→ Short exercise:
Show each line that has the string "feedback" in it.

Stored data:
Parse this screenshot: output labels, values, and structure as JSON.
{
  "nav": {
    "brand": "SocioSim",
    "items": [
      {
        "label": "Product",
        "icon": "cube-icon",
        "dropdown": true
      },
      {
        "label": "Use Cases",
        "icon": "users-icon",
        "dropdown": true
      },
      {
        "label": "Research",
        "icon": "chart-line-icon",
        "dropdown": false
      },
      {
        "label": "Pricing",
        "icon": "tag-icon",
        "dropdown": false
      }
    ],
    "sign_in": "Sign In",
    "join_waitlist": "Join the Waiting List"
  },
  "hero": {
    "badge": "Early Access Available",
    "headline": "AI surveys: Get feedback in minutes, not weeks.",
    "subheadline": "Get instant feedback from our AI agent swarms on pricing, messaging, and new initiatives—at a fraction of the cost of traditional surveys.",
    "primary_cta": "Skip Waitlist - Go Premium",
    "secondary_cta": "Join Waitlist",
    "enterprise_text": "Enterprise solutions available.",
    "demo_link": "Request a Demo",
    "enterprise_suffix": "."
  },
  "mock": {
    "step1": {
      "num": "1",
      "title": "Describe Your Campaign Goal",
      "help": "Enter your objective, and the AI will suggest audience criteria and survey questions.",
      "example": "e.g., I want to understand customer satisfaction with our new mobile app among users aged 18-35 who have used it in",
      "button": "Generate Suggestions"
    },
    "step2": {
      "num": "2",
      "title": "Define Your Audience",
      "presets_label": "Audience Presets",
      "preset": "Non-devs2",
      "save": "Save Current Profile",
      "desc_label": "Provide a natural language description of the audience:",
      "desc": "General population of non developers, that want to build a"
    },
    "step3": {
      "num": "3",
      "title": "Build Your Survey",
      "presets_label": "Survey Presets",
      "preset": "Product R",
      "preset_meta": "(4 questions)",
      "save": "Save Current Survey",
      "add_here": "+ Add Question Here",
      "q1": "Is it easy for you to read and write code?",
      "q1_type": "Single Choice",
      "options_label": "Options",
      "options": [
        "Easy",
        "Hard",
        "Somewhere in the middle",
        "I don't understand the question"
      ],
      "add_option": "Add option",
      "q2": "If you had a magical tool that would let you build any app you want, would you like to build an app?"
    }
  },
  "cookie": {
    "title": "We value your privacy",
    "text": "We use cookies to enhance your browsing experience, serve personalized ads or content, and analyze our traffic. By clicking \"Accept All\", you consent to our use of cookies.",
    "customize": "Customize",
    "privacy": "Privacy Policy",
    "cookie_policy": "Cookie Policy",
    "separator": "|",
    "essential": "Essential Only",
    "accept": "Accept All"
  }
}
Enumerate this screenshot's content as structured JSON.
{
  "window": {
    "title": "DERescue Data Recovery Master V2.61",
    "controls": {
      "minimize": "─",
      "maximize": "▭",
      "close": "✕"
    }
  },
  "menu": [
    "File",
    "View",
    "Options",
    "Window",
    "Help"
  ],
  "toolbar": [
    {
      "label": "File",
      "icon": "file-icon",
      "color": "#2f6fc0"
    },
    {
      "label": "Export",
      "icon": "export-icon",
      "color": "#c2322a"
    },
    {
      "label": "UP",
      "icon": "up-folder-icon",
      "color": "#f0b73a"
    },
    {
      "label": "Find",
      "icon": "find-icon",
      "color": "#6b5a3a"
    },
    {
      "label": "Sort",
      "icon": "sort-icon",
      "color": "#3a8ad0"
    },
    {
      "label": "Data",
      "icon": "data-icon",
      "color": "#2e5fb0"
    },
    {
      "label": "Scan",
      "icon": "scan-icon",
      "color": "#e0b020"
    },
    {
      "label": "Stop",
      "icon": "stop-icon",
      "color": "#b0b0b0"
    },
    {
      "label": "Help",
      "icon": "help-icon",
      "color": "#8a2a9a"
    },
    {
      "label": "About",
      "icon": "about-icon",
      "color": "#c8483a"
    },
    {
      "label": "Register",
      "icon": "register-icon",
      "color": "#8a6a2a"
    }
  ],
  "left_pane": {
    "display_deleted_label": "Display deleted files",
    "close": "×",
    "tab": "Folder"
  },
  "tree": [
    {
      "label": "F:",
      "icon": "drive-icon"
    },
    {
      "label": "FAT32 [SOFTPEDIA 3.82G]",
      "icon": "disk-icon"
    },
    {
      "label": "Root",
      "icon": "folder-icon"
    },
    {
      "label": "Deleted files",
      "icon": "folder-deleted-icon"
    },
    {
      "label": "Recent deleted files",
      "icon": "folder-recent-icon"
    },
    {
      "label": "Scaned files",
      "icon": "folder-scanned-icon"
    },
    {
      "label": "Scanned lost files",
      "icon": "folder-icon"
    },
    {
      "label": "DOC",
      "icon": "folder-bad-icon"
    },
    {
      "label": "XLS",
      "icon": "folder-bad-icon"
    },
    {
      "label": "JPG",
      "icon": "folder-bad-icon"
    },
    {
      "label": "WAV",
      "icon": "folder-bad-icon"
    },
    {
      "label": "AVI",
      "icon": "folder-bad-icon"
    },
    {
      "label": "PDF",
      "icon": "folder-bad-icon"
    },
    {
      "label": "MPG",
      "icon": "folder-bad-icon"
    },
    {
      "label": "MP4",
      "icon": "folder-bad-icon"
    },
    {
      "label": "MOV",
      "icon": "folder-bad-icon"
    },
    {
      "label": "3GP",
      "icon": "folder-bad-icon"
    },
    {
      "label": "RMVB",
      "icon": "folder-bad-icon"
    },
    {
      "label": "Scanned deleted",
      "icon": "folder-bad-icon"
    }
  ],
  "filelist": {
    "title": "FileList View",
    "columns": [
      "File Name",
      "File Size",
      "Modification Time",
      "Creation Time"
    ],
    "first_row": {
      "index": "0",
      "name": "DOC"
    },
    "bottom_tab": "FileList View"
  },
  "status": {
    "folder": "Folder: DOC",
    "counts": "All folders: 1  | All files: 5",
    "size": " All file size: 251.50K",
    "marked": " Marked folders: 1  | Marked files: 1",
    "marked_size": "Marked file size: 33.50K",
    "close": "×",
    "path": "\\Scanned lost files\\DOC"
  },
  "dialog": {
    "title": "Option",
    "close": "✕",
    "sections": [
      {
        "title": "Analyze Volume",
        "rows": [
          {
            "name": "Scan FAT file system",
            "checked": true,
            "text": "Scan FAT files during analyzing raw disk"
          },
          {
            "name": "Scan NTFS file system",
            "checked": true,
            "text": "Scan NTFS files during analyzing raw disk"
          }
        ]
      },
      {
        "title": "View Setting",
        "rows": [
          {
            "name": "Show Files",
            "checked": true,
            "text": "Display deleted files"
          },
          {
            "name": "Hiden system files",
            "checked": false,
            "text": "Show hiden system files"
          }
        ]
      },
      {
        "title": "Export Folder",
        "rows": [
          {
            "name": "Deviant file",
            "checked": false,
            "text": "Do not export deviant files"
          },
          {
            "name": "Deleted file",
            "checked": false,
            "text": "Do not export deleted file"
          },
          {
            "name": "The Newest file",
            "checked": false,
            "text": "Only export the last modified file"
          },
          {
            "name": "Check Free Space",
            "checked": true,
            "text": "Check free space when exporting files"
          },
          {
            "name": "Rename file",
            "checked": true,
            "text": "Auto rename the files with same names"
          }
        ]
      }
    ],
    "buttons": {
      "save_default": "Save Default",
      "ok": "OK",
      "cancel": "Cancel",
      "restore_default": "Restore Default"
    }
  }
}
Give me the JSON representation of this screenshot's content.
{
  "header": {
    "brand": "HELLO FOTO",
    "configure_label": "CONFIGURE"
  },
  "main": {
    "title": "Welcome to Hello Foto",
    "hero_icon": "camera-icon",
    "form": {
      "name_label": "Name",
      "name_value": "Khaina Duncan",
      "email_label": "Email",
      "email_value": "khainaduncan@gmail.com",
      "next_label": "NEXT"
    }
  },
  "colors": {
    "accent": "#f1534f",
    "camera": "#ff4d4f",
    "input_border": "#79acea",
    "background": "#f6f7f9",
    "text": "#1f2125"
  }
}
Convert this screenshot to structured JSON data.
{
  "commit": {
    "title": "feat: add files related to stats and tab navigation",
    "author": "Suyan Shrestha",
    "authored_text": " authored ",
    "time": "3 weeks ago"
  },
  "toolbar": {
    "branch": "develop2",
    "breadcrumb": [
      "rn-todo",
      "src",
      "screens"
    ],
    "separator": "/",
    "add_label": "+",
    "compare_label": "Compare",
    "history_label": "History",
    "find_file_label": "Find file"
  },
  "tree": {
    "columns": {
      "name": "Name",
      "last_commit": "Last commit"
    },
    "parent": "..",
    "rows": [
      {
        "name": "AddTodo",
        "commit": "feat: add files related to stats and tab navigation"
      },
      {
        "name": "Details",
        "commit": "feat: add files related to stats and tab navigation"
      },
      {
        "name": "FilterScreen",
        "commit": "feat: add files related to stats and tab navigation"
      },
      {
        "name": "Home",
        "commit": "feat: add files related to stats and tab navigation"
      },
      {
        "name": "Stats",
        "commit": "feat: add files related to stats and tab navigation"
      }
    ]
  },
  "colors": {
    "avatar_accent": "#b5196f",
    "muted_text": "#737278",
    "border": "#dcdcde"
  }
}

→ Result of this task:
    "headline": "AI surveys: Get feedback in minutes, not weeks.",
    "subheadline": "Get instant feedback from our AI agent swarms on pricing, messaging, and new initiatives—at a fraction of the cost of traditional surveys.",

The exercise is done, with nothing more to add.